Stored data:
★ ★ ★ ★ ★

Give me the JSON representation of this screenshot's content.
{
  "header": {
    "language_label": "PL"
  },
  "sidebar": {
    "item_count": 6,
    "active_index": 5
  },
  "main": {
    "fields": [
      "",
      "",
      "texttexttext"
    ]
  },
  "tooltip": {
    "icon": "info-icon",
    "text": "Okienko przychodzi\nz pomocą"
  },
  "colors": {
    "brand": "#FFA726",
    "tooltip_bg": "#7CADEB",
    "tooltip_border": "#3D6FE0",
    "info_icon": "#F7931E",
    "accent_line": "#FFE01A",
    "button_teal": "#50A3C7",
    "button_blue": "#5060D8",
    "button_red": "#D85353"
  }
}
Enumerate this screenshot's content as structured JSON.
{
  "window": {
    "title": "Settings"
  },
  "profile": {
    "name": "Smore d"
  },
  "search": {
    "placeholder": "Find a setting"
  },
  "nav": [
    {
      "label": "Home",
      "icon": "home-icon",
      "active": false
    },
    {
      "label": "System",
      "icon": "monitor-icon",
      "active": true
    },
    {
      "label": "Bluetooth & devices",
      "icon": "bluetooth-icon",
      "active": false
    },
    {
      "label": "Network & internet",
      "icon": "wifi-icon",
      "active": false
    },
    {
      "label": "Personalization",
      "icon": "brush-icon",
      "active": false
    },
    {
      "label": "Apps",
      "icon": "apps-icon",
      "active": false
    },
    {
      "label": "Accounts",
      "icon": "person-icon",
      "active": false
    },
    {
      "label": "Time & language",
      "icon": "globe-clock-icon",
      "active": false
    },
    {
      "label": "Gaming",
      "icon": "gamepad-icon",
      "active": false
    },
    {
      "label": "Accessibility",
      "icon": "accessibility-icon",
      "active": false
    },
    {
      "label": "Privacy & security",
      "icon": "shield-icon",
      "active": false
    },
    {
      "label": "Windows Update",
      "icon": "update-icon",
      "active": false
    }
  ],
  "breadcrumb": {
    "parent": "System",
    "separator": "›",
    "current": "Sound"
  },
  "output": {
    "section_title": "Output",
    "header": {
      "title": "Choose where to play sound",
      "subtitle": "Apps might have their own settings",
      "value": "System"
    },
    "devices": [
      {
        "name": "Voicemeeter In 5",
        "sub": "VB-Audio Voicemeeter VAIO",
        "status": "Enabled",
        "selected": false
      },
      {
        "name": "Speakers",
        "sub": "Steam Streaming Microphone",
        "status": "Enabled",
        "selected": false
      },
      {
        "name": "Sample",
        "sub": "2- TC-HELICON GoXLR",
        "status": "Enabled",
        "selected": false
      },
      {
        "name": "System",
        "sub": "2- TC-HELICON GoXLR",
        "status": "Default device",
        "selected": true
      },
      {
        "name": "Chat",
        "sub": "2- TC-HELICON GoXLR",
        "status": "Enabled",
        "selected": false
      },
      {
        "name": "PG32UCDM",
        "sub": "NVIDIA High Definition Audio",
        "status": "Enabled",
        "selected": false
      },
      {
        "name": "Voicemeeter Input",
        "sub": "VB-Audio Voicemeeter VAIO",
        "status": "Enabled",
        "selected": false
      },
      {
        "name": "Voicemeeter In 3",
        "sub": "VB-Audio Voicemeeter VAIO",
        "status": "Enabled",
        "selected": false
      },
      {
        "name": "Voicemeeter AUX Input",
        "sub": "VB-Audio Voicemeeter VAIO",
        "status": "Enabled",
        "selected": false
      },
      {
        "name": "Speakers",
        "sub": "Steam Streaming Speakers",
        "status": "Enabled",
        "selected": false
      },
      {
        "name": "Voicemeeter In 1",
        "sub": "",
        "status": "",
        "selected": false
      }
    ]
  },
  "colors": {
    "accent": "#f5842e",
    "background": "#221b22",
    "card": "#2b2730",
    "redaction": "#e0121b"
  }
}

★ ★ ★ ★ ★

* _Exercise description_:
Copy all the records above precisely.

* _Response_:
Give me the JSON representation of this screenshot's content.
{
  "header": {
    "language_label": "PL"
  },
  "sidebar": {
    "item_count": 6,
    "active_index": 5
  },
  "main": {
    "fields": [
      "",
      "",
      "texttexttext"
    ]
  },
  "tooltip": {
    "icon": "info-icon",
    "text": "Okienko przychodzi\nz pomocą"
  },
  "colors": {
    "brand": "#FFA726",
    "tooltip_bg": "#7CADEB",
    "tooltip_border": "#3D6FE0",
    "info_icon": "#F7931E",
    "accent_line": "#FFE01A",
    "button_teal": "#50A3C7",
    "button_blue": "#5060D8",
    "button_red": "#D85353"
  }
}
Enumerate this screenshot's content as structured JSON.
{
  "window": {
    "title": "Settings"
  },
  "profile": {
    "name": "Smore d"
  },
  "search": {
    "placeholder": "Find a setting"
  },
  "nav": [
    {
      "label": "Home",
      "icon": "home-icon",
      "active": false
    },
    {
      "label": "System",
      "icon": "monitor-icon",
      "active": true
    },
    {
      "label": "Bluetooth & devices",
      "icon": "bluetooth-icon",
      "active": false
    },
    {
      "label": "Network & internet",
      "icon": "wifi-icon",
      "active": false
    },
    {
      "label": "Personalization",
      "icon": "brush-icon",
      "active": false
    },
    {
      "label": "Apps",
      "icon": "apps-icon",
      "active": false
    },
    {
      "label": "Accounts",
      "icon": "person-icon",
      "active": false
    },
    {
      "label": "Time & language",
      "icon": "globe-clock-icon",
      "active": false
    },
    {
      "label": "Gaming",
      "icon": "gamepad-icon",
      "active": false
    },
    {
      "label": "Accessibility",
      "icon": "accessibility-icon",
      "active": false
    },
    {
      "label": "Privacy & security",
      "icon": "shield-icon",
      "active": false
    },
    {
      "label": "Windows Update",
      "icon": "update-icon",
      "active": false
    }
  ],
  "breadcrumb": {
    "parent": "System",
    "separator": "›",
    "current": "Sound"
  },
  "output": {
    "section_title": "Output",
    "header": {
      "title": "Choose where to play sound",
      "subtitle": "Apps might have their own settings",
      "value": "System"
    },
    "devices": [
      {
        "name": "Voicemeeter In 5",
        "sub": "VB-Audio Voicemeeter VAIO",
        "status": "Enabled",
        "selected": false
      },
      {
        "name": "Speakers",
        "sub": "Steam Streaming Microphone",
        "status": "Enabled",
        "selected": false
      },
      {
        "name": "Sample",
        "sub": "2- TC-HELICON GoXLR",
        "status": "Enabled",
        "selected": false
      },
      {
        "name": "System",
        "sub": "2- TC-HELICON GoXLR",
        "status": "Default device",
        "selected": true
      },
      {
        "name": "Chat",
        "sub": "2- TC-HELICON GoXLR",
        "status": "Enabled",
        "selected": false
      },
      {
        "name": "PG32UCDM",
        "sub": "NVIDIA High Definition Audio",
        "status": "Enabled",
        "selected": false
      },
      {
        "name": "Voicemeeter Input",
        "sub": "VB-Audio Voicemeeter VAIO",
        "status": "Enabled",
        "selected": false
      },
      {
        "name": "Voicemeeter In 3",
        "sub": "VB-Audio Voicemeeter VAIO",
        "status": "Enabled",
        "selected": false
      },
      {
        "name": "Voicemeeter AUX Input",
        "sub": "VB-Audio Voicemeeter VAIO",
        "status": "Enabled",
        "selected": false
      },
      {
        "name": "Speakers",
        "sub": "Steam Streaming Speakers",
        "status": "Enabled",
        "selected": false
      },
      {
        "name": "Voicemeeter In 1",
        "sub": "",
        "status": "",
        "selected": false
      }
    ]
  },
  "colors": {
    "accent": "#f5842e",
    "background": "#221b22",
    "card": "#2b2730",
    "redaction": "#e0121b"
  }
}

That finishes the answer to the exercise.